Records supplied ▸
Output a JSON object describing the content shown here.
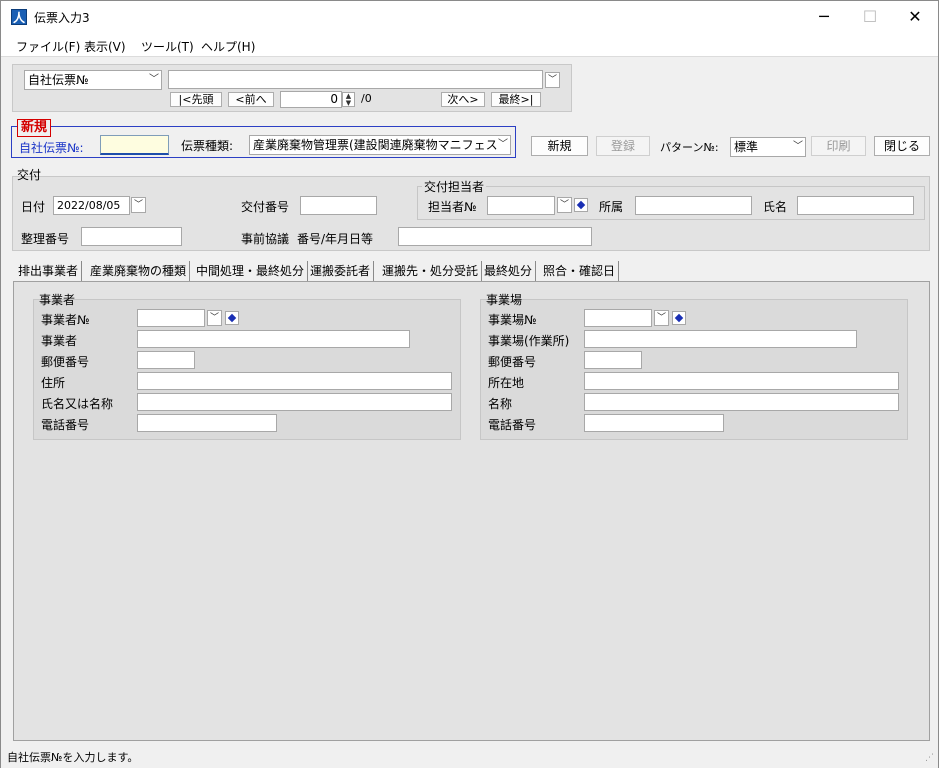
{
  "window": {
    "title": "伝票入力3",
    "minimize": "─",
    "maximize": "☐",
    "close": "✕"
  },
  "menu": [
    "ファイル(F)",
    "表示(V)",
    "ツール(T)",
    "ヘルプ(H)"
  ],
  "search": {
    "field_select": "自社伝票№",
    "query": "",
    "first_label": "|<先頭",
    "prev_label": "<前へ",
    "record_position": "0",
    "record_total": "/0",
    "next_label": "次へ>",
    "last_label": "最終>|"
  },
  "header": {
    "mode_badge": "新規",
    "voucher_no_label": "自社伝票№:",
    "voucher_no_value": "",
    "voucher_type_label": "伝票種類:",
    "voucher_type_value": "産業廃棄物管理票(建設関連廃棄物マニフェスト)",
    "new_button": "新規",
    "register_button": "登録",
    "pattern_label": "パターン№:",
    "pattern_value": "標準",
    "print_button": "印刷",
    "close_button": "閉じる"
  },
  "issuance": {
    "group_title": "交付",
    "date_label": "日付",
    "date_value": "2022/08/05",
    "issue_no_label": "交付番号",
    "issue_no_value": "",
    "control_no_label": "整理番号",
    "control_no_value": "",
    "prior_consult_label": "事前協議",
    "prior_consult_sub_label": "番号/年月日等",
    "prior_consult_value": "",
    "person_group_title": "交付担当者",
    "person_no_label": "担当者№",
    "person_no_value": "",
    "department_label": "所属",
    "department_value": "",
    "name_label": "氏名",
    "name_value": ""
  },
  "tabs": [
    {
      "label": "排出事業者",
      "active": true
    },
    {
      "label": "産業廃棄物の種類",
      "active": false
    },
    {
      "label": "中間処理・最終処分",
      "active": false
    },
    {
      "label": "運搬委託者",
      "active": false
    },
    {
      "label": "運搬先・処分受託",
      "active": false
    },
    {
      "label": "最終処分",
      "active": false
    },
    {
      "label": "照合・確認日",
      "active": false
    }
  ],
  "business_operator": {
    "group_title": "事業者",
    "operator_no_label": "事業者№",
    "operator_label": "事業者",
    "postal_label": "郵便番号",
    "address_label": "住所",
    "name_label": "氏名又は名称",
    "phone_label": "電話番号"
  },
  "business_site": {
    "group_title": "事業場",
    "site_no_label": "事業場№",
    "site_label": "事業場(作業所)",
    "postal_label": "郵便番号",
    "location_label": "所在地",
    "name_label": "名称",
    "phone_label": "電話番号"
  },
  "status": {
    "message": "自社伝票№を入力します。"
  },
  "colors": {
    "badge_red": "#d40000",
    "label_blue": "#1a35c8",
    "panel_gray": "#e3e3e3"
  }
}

Description of the task ▸ Quote everything in the listing above exactly; pictures are the only thing to omit.

Response for this exercise ▸
Output a JSON object describing the content shown here.
{
  "window": {
    "title": "伝票入力3",
    "minimize": "─",
    "maximize": "☐",
    "close": "✕"
  },
  "menu": [
    "ファイル(F)",
    "表示(V)",
    "ツール(T)",
    "ヘルプ(H)"
  ],
  "search": {
    "field_select": "自社伝票№",
    "query": "",
    "first_label": "|<先頭",
    "prev_label": "<前へ",
    "record_position": "0",
    "record_total": "/0",
    "next_label": "次へ>",
    "last_label": "最終>|"
  },
  "header": {
    "mode_badge": "新規",
    "voucher_no_label": "自社伝票№:",
    "voucher_no_value": "",
    "voucher_type_label": "伝票種類:",
    "voucher_type_value": "産業廃棄物管理票(建設関連廃棄物マニフェスト)",
    "new_button": "新規",
    "register_button": "登録",
    "pattern_label": "パターン№:",
    "pattern_value": "標準",
    "print_button": "印刷",
    "close_button": "閉じる"
  },
  "issuance": {
    "group_title": "交付",
    "date_label": "日付",
    "date_value": "2022/08/05",
    "issue_no_label": "交付番号",
    "issue_no_value": "",
    "control_no_label": "整理番号",
    "control_no_value": "",
    "prior_consult_label": "事前協議",
    "prior_consult_sub_label": "番号/年月日等",
    "prior_consult_value": "",
    "person_group_title": "交付担当者",
    "person_no_label": "担当者№",
    "person_no_value": "",
    "department_label": "所属",
    "department_value": "",
    "name_label": "氏名",
    "name_value": ""
  },
  "tabs": [
    {
      "label": "排出事業者",
      "active": true
    },
    {
      "label": "産業廃棄物の種類",
      "active": false
    },
    {
      "label": "中間処理・最終処分",
      "active": false
    },
    {
      "label": "運搬委託者",
      "active": false
    },
    {
      "label": "運搬先・処分受託",
      "active": false
    },
    {
      "label": "最終処分",
      "active": false
    },
    {
      "label": "照合・確認日",
      "active": false
    }
  ],
  "business_operator": {
    "group_title": "事業者",
    "operator_no_label": "事業者№",
    "operator_label": "事業者",
    "postal_label": "郵便番号",
    "address_label": "住所",
    "name_label": "氏名又は名称",
    "phone_label": "電話番号"
  },
  "business_site": {
    "group_title": "事業場",
    "site_no_label": "事業場№",
    "site_label": "事業場(作業所)",
    "postal_label": "郵便番号",
    "location_label": "所在地",
    "name_label": "名称",
    "phone_label": "電話番号"
  },
  "status": {
    "message": "自社伝票№を入力します。"
  },
  "colors": {
    "badge_red": "#d40000",
    "label_blue": "#1a35c8",
    "panel_gray": "#e3e3e3"
  }
}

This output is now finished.